[Lines of data]
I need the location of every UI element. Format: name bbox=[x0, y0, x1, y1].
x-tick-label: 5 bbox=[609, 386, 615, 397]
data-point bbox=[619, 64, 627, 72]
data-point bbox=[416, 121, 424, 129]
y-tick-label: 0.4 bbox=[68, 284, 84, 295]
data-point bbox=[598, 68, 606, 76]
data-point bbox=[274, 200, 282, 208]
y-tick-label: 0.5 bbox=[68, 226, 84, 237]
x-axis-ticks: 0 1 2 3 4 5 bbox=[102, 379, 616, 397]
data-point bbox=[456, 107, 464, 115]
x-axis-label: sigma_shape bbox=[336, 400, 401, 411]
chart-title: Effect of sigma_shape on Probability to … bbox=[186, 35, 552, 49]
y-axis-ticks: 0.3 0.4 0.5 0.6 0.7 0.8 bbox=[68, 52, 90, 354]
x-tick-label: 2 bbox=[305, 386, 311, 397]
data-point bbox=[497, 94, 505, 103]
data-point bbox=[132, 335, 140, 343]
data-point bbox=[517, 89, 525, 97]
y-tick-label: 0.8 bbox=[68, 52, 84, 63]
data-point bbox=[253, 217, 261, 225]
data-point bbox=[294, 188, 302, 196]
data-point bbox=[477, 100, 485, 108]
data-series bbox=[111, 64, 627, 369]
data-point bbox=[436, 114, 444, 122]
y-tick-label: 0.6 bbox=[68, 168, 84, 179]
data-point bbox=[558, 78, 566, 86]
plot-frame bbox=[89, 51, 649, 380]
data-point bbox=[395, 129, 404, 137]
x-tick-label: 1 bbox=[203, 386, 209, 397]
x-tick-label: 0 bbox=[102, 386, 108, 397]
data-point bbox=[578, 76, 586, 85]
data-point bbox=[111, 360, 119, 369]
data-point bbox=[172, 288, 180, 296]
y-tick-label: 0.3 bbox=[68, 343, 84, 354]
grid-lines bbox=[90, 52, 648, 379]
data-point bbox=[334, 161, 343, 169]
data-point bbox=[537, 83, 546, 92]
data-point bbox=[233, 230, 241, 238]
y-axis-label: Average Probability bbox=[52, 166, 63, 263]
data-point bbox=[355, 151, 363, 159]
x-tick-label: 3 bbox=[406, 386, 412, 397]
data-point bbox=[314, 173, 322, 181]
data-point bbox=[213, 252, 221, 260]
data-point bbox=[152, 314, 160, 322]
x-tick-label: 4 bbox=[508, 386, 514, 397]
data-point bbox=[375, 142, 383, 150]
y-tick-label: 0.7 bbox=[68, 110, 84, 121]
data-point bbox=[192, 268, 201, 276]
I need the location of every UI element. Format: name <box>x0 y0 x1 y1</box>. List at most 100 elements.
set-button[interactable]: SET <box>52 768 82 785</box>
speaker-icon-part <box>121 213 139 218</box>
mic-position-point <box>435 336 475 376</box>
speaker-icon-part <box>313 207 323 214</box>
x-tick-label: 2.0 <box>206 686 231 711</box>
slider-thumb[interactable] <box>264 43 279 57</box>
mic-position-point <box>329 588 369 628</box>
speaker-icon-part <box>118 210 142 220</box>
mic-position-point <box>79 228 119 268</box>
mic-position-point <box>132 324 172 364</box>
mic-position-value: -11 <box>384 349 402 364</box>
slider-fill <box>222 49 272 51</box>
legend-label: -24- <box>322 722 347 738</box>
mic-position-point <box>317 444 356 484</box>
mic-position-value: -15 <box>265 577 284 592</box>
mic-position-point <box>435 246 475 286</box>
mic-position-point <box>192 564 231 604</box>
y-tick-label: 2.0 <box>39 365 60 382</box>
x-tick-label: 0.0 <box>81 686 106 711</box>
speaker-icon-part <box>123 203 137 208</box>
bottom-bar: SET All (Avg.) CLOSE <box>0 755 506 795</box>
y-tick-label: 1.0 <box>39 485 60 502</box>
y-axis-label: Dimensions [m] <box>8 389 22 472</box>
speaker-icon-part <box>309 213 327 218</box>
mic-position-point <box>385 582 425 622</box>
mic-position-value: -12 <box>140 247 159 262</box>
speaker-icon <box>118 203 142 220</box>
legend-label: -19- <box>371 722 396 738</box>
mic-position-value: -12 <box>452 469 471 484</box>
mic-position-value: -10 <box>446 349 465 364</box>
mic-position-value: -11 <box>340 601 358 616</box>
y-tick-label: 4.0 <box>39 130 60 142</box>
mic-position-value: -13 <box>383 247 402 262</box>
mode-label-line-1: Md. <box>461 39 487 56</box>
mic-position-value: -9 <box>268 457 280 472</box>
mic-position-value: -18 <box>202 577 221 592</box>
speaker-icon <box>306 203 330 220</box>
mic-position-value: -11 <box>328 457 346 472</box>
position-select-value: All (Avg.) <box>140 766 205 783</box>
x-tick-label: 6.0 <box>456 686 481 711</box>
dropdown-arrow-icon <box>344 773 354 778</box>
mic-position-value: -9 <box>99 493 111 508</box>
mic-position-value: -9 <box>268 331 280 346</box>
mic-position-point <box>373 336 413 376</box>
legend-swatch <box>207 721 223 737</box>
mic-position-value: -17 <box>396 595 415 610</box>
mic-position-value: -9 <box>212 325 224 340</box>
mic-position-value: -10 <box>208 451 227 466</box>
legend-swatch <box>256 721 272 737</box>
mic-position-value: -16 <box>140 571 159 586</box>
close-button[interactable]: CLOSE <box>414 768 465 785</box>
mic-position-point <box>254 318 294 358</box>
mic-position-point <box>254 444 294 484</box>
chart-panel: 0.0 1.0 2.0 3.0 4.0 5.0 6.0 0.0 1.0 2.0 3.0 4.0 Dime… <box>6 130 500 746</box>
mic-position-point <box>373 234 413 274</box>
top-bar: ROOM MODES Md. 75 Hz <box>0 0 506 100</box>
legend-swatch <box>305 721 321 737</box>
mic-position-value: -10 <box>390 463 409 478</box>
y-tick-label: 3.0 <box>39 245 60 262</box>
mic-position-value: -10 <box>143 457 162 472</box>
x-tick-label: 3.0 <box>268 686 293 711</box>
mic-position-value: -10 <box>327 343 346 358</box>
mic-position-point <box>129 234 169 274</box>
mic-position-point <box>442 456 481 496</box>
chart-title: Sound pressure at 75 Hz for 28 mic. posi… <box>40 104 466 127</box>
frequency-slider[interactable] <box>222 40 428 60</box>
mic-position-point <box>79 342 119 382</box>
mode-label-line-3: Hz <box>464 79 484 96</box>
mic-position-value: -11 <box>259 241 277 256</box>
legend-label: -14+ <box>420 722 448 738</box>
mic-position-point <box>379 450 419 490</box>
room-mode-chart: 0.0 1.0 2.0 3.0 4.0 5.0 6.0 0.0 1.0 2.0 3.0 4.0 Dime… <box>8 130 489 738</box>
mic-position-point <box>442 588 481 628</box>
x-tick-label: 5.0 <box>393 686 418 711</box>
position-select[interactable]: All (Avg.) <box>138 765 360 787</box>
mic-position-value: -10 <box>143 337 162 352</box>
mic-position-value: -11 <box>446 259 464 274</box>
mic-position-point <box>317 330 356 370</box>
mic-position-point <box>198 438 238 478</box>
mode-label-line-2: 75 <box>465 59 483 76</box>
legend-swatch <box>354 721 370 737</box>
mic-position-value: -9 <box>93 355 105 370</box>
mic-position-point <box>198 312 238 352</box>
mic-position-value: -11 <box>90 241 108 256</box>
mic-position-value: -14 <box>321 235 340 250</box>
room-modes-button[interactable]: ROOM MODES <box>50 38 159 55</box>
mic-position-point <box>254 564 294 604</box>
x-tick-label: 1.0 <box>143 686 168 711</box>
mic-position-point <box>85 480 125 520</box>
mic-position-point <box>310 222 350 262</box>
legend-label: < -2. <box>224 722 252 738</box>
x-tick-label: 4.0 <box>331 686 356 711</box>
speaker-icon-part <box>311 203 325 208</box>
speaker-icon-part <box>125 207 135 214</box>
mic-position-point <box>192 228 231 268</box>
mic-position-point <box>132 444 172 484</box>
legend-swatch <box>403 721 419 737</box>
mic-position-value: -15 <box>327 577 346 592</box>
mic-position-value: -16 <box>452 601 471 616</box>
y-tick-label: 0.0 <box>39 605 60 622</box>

What is expected:
Turn the lines from the start of the records through the line containing "y-tick-label: 0.6 bbox=[68, 168, 84, 179]" into a Markdown table with the columns Row and Line, numbering each row and leaving out blank lines.

Written answer:
| Row | Line |
|---|---|
| 1 | I need the location of every UI element. Format: name bbox=[x0, y0, x1, y1]. |
| 2 | x-tick-label: 5 bbox=[609, 386, 615, 397] |
| 3 | data-point bbox=[619, 64, 627, 72] |
| 4 | data-point bbox=[416, 121, 424, 129] |
| 5 | y-tick-label: 0.4 bbox=[68, 284, 84, 295] |
| 6 | data-point bbox=[598, 68, 606, 76] |
| 7 | data-point bbox=[274, 200, 282, 208] |
| 8 | y-tick-label: 0.5 bbox=[68, 226, 84, 237] |
| 9 | x-axis-ticks: 0 1 2 3 4 5 bbox=[102, 379, 616, 397] |
| 10 | data-point bbox=[456, 107, 464, 115] |
| 11 | x-axis-label: sigma_shape bbox=[336, 400, 401, 411] |
| 12 | chart-title: Effect of sigma_shape on Probability to … bbox=[186, 35, 552, 49] |
| 13 | y-axis-ticks: 0.3 0.4 0.5 0.6 0.7 0.8 bbox=[68, 52, 90, 354] |
| 14 | x-tick-label: 2 bbox=[305, 386, 311, 397] |
| 15 | data-point bbox=[497, 94, 505, 103] |
| 16 | data-point bbox=[132, 335, 140, 343] |
| 17 | data-point bbox=[517, 89, 525, 97] |
| 18 | y-tick-label: 0.8 bbox=[68, 52, 84, 63] |
| 19 | data-point bbox=[253, 217, 261, 225] |
| 20 | data-point bbox=[294, 188, 302, 196] |
| 21 | data-point bbox=[477, 100, 485, 108] |
| 22 | data-series bbox=[111, 64, 627, 369] |
| 23 | data-point bbox=[436, 114, 444, 122] |
| 24 | y-tick-label: 0.6 bbox=[68, 168, 84, 179] |